>>>>>

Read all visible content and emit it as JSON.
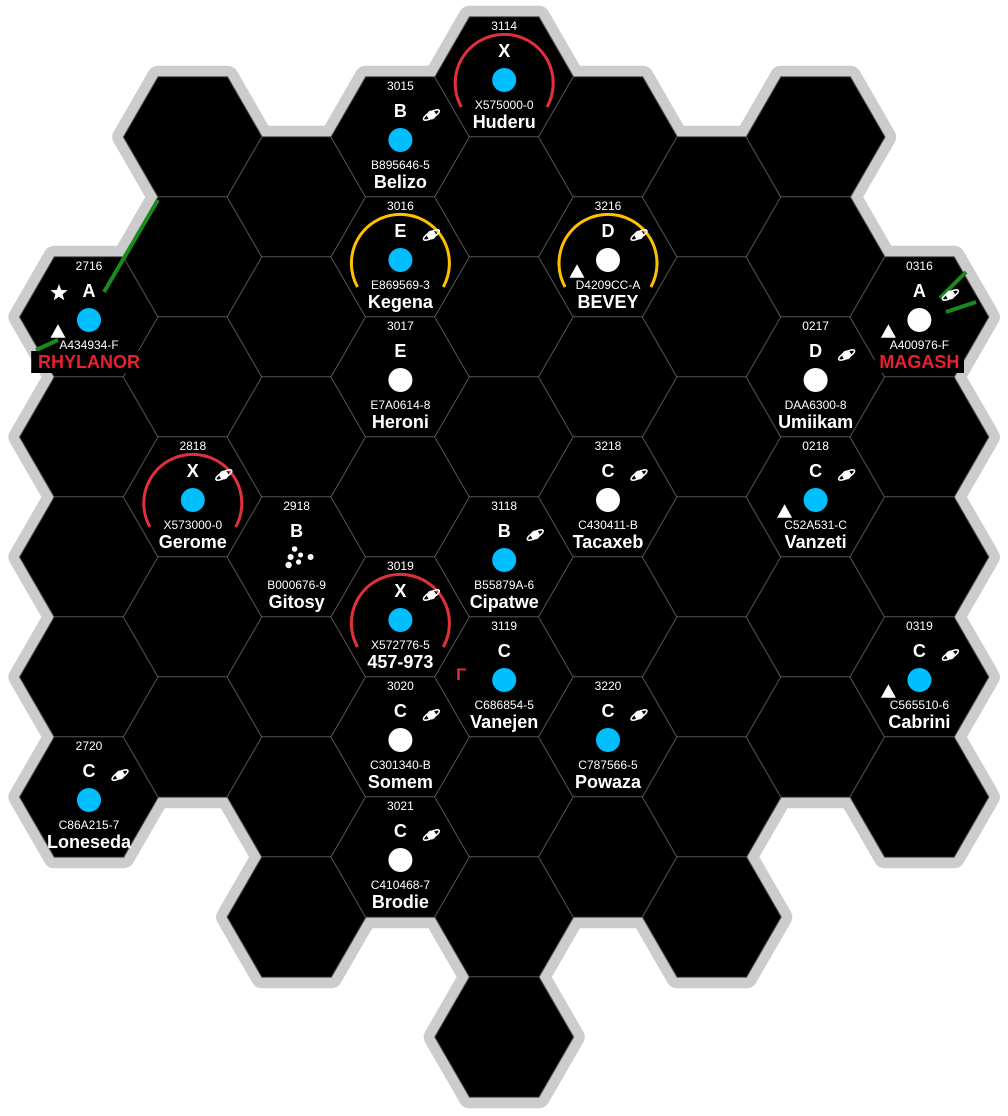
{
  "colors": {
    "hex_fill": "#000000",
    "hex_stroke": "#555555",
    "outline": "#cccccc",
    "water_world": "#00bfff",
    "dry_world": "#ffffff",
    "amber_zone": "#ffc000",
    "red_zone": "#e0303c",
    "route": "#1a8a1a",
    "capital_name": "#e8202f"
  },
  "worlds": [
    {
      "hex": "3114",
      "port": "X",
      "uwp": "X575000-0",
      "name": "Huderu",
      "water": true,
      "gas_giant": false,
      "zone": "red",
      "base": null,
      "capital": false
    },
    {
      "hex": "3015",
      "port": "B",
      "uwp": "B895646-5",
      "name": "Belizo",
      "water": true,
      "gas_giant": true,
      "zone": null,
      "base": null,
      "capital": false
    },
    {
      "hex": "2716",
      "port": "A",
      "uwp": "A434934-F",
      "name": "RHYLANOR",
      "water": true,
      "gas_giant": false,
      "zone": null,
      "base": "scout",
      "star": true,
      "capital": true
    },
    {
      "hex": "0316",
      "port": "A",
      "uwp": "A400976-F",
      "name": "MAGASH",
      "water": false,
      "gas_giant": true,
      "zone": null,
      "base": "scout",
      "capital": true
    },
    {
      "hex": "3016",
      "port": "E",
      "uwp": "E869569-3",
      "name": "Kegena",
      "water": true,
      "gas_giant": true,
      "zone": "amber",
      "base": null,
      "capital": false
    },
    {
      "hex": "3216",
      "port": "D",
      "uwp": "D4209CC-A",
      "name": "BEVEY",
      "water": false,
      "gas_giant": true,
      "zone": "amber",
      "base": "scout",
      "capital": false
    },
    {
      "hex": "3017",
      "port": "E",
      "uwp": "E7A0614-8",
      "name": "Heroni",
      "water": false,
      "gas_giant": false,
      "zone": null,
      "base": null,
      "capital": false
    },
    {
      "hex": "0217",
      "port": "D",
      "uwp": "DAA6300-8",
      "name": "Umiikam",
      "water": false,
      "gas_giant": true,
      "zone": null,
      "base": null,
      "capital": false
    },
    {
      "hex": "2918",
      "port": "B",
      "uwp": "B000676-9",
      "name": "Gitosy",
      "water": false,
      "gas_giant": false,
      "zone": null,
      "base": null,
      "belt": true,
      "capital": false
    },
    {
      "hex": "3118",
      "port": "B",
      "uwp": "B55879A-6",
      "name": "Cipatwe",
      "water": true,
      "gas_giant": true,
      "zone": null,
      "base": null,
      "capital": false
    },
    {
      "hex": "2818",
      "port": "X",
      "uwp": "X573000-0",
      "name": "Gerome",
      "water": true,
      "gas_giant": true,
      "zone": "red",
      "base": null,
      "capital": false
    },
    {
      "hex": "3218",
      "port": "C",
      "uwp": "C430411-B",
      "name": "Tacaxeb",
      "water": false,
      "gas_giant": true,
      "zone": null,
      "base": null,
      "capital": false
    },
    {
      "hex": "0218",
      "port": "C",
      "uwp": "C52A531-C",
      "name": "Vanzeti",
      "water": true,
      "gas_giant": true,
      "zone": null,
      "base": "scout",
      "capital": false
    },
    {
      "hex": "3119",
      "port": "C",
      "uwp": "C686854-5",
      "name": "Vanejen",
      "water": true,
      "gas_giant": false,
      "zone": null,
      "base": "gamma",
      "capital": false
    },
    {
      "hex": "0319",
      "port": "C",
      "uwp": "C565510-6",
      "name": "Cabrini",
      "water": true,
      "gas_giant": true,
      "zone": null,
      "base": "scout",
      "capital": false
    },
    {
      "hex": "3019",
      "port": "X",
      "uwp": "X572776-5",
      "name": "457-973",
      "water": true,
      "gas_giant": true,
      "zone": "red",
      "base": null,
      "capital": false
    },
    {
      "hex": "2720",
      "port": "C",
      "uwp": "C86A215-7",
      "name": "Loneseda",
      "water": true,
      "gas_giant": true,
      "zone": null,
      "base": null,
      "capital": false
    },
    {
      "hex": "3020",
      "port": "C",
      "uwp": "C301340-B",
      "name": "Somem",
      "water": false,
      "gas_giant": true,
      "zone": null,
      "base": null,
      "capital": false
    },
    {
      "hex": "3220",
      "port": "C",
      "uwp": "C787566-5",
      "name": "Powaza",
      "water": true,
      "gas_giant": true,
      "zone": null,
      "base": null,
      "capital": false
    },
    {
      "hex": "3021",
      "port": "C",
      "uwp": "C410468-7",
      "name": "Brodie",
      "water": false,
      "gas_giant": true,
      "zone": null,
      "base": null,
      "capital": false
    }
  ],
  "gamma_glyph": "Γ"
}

<<<<<

### Directions
Leave every image out, and retype the material exactly.

### Written response
Read all visible content and emit it as JSON.
{
  "colors": {
    "hex_fill": "#000000",
    "hex_stroke": "#555555",
    "outline": "#cccccc",
    "water_world": "#00bfff",
    "dry_world": "#ffffff",
    "amber_zone": "#ffc000",
    "red_zone": "#e0303c",
    "route": "#1a8a1a",
    "capital_name": "#e8202f"
  },
  "worlds": [
    {
      "hex": "3114",
      "port": "X",
      "uwp": "X575000-0",
      "name": "Huderu",
      "water": true,
      "gas_giant": false,
      "zone": "red",
      "base": null,
      "capital": false
    },
    {
      "hex": "3015",
      "port": "B",
      "uwp": "B895646-5",
      "name": "Belizo",
      "water": true,
      "gas_giant": true,
      "zone": null,
      "base": null,
      "capital": false
    },
    {
      "hex": "2716",
      "port": "A",
      "uwp": "A434934-F",
      "name": "RHYLANOR",
      "water": true,
      "gas_giant": false,
      "zone": null,
      "base": "scout",
      "star": true,
      "capital": true
    },
    {
      "hex": "0316",
      "port": "A",
      "uwp": "A400976-F",
      "name": "MAGASH",
      "water": false,
      "gas_giant": true,
      "zone": null,
      "base": "scout",
      "capital": true
    },
    {
      "hex": "3016",
      "port": "E",
      "uwp": "E869569-3",
      "name": "Kegena",
      "water": true,
      "gas_giant": true,
      "zone": "amber",
      "base": null,
      "capital": false
    },
    {
      "hex": "3216",
      "port": "D",
      "uwp": "D4209CC-A",
      "name": "BEVEY",
      "water": false,
      "gas_giant": true,
      "zone": "amber",
      "base": "scout",
      "capital": false
    },
    {
      "hex": "3017",
      "port": "E",
      "uwp": "E7A0614-8",
      "name": "Heroni",
      "water": false,
      "gas_giant": false,
      "zone": null,
      "base": null,
      "capital": false
    },
    {
      "hex": "0217",
      "port": "D",
      "uwp": "DAA6300-8",
      "name": "Umiikam",
      "water": false,
      "gas_giant": true,
      "zone": null,
      "base": null,
      "capital": false
    },
    {
      "hex": "2918",
      "port": "B",
      "uwp": "B000676-9",
      "name": "Gitosy",
      "water": false,
      "gas_giant": false,
      "zone": null,
      "base": null,
      "belt": true,
      "capital": false
    },
    {
      "hex": "3118",
      "port": "B",
      "uwp": "B55879A-6",
      "name": "Cipatwe",
      "water": true,
      "gas_giant": true,
      "zone": null,
      "base": null,
      "capital": false
    },
    {
      "hex": "2818",
      "port": "X",
      "uwp": "X573000-0",
      "name": "Gerome",
      "water": true,
      "gas_giant": true,
      "zone": "red",
      "base": null,
      "capital": false
    },
    {
      "hex": "3218",
      "port": "C",
      "uwp": "C430411-B",
      "name": "Tacaxeb",
      "water": false,
      "gas_giant": true,
      "zone": null,
      "base": null,
      "capital": false
    },
    {
      "hex": "0218",
      "port": "C",
      "uwp": "C52A531-C",
      "name": "Vanzeti",
      "water": true,
      "gas_giant": true,
      "zone": null,
      "base": "scout",
      "capital": false
    },
    {
      "hex": "3119",
      "port": "C",
      "uwp": "C686854-5",
      "name": "Vanejen",
      "water": true,
      "gas_giant": false,
      "zone": null,
      "base": "gamma",
      "capital": false
    },
    {
      "hex": "0319",
      "port": "C",
      "uwp": "C565510-6",
      "name": "Cabrini",
      "water": true,
      "gas_giant": true,
      "zone": null,
      "base": "scout",
      "capital": false
    },
    {
      "hex": "3019",
      "port": "X",
      "uwp": "X572776-5",
      "name": "457-973",
      "water": true,
      "gas_giant": true,
      "zone": "red",
      "base": null,
      "capital": false
    },
    {
      "hex": "2720",
      "port": "C",
      "uwp": "C86A215-7",
      "name": "Loneseda",
      "water": true,
      "gas_giant": true,
      "zone": null,
      "base": null,
      "capital": false
    },
    {
      "hex": "3020",
      "port": "C",
      "uwp": "C301340-B",
      "name": "Somem",
      "water": false,
      "gas_giant": true,
      "zone": null,
      "base": null,
      "capital": false
    },
    {
      "hex": "3220",
      "port": "C",
      "uwp": "C787566-5",
      "name": "Powaza",
      "water": true,
      "gas_giant": true,
      "zone": null,
      "base": null,
      "capital": false
    },
    {
      "hex": "3021",
      "port": "C",
      "uwp": "C410468-7",
      "name": "Brodie",
      "water": false,
      "gas_giant": true,
      "zone": null,
      "base": null,
      "capital": false
    }
  ],
  "gamma_glyph": "Γ"
}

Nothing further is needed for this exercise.